Records excerpted from a collection:
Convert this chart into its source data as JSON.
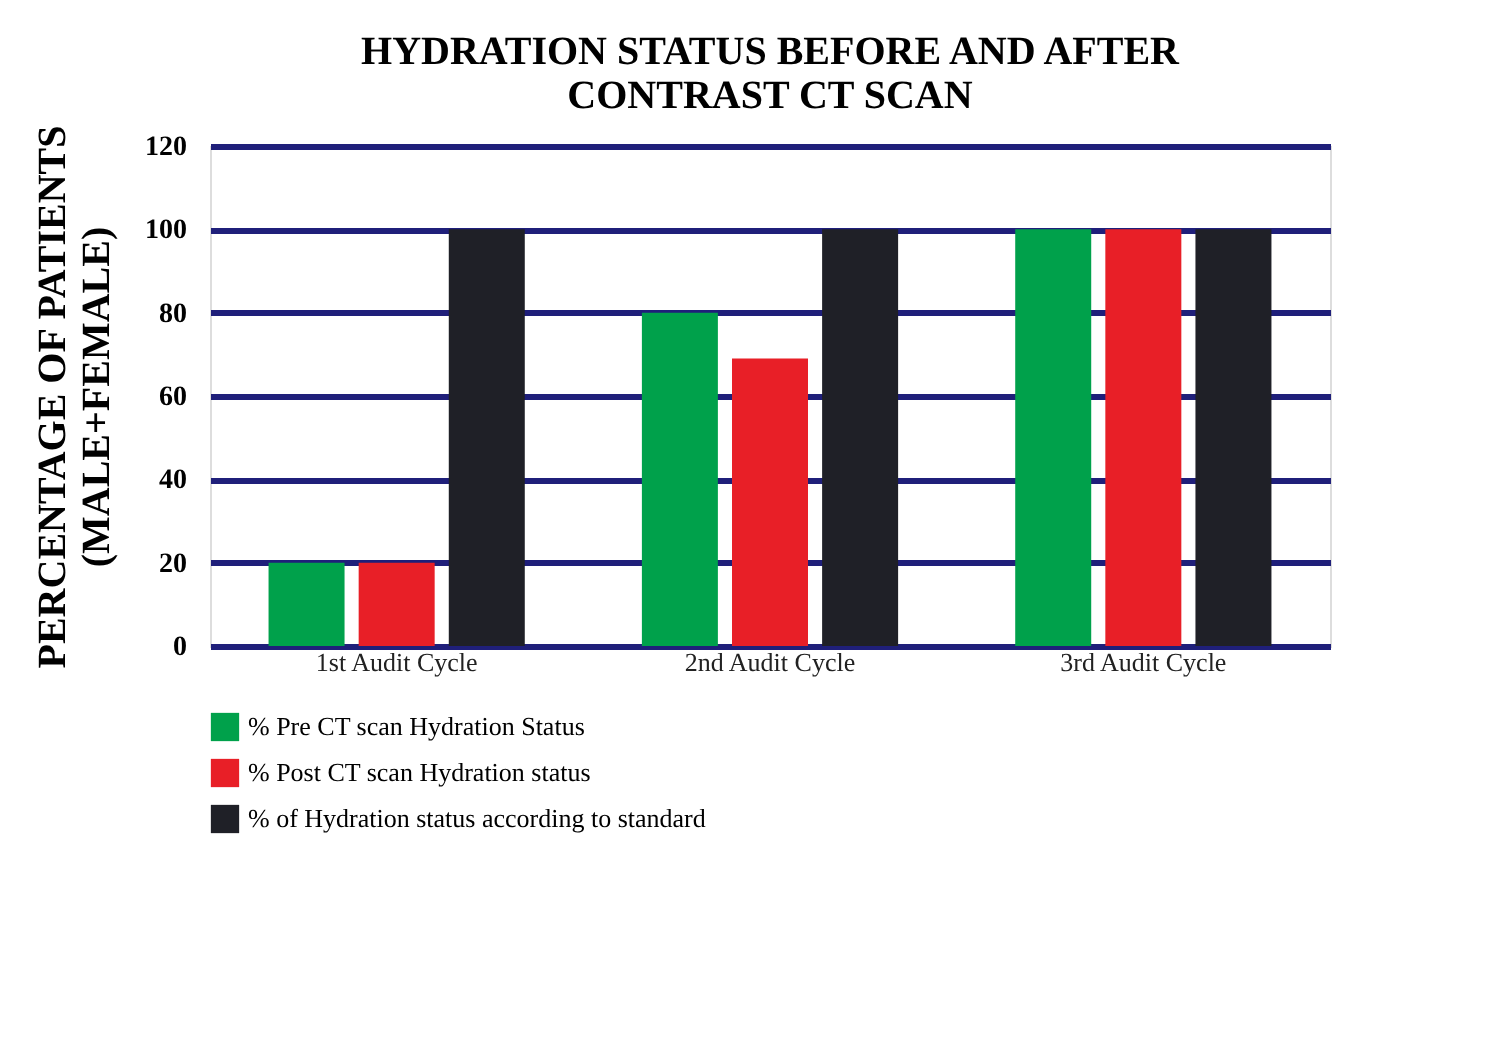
{
  "chart_data": {
    "type": "bar",
    "title": "HYDRATION STATUS BEFORE AND AFTER\nCONTRAST CT SCAN",
    "ylabel": "PERCENTAGE OF PATIENTS\n(MALE+FEMALE)",
    "categories": [
      "1st Audit Cycle",
      "2nd Audit Cycle",
      "3rd Audit Cycle"
    ],
    "series": [
      {
        "name": "% Pre CT scan Hydration Status",
        "color": "#00a14b",
        "values": [
          20,
          80,
          100
        ]
      },
      {
        "name": "% Post CT scan Hydration status",
        "color": "#e81f27",
        "values": [
          20,
          69,
          100
        ]
      },
      {
        "name": "% of Hydration status according to standard",
        "color": "#1f2027",
        "values": [
          100,
          100,
          100
        ]
      }
    ],
    "ylim": [
      0,
      120
    ],
    "yticks": [
      0,
      20,
      40,
      60,
      80,
      100,
      120
    ],
    "grid": "y",
    "legend": "bottom"
  }
}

Your objective: As you read the records above, find each line that contains "name" and copy it.

Exercise response:
        "name": "% Pre CT scan Hydration Status",
        "name": "% Post CT scan Hydration status",
        "name": "% of Hydration status according to standard",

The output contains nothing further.